— Start Exercise input —

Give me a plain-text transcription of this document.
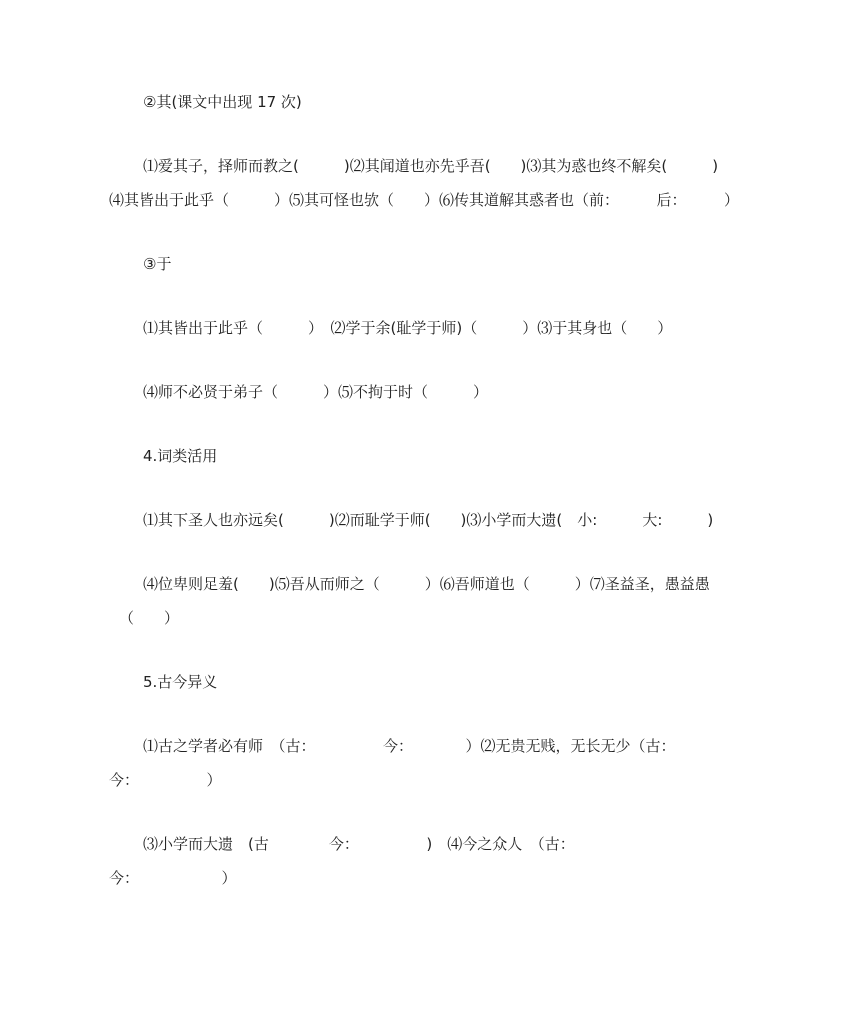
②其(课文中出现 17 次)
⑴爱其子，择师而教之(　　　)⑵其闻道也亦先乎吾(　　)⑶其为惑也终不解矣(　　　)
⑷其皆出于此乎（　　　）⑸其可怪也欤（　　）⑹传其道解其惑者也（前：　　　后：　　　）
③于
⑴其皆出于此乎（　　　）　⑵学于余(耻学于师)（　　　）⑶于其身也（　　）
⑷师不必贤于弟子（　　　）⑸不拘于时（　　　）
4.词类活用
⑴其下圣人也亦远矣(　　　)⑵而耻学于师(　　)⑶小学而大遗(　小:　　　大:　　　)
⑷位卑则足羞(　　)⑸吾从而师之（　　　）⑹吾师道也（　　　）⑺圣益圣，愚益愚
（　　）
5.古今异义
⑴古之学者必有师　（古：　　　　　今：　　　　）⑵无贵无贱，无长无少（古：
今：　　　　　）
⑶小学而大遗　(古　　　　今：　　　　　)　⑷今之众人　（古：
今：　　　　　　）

— End Exercise input —
— Start Exercise input —

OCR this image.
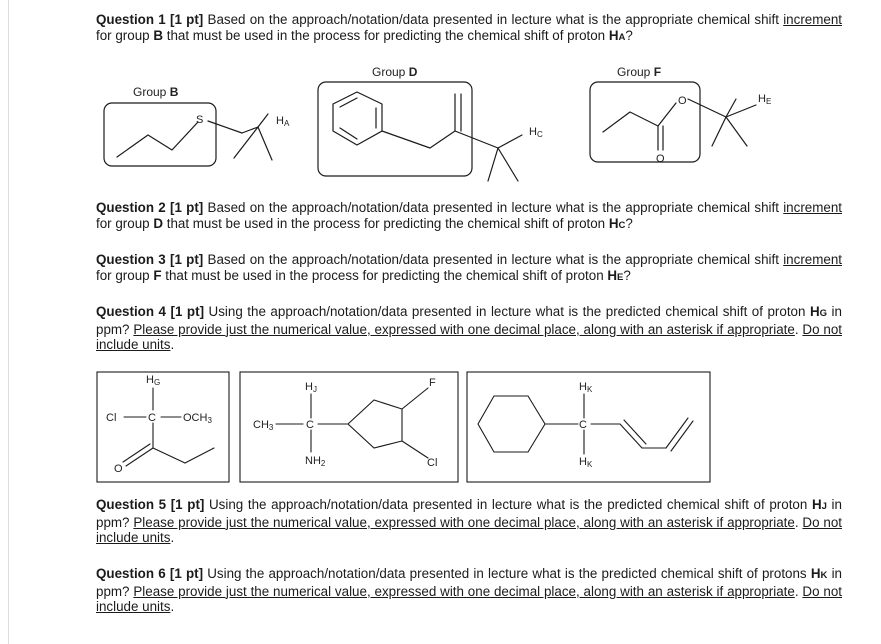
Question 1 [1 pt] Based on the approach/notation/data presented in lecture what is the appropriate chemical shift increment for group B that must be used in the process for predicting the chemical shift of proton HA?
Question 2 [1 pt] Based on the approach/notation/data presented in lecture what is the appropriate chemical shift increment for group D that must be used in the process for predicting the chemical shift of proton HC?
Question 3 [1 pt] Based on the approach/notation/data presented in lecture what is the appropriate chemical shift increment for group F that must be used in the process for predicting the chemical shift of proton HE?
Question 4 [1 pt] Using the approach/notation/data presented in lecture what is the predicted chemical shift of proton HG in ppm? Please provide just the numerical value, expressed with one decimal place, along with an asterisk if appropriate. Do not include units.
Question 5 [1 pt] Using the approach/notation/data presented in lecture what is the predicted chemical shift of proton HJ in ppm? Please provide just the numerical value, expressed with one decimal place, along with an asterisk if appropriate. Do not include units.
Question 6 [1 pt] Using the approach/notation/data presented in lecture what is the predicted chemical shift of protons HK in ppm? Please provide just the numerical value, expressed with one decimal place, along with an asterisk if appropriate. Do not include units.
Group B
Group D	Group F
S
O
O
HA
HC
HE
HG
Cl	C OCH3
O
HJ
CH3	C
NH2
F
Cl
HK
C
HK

— End Exercise input —
— Start Exercise input —

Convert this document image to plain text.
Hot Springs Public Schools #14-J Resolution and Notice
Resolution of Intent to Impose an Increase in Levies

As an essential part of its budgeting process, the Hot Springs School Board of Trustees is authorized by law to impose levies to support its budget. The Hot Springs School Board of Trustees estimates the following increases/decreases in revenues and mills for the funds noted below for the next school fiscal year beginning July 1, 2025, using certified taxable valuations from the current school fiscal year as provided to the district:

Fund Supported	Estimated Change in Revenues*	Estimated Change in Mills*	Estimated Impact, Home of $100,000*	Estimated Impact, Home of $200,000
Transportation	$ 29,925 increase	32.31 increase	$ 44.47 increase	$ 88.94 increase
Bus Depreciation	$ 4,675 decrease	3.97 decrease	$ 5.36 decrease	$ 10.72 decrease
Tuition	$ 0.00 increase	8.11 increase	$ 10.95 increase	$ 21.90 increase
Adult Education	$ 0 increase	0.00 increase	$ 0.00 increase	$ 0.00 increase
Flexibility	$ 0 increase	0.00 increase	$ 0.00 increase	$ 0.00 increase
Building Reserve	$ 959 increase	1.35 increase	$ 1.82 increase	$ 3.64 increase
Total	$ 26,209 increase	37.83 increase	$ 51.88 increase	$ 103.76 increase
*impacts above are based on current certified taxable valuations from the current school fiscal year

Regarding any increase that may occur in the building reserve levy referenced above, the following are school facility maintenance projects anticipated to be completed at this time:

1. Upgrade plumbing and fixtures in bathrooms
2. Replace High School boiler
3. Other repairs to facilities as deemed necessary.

— End Exercise input —

- **Brief**
Look over the records above and copy each line that includes the string "this".

- **Result below**
Give me a plain-text transcription of this document.
OCR this image.
Convert this document image to plain text.
Regarding any increase that may occur in the building reserve levy referenced above, the following are school facility maintenance projects anticipated to be completed at this time:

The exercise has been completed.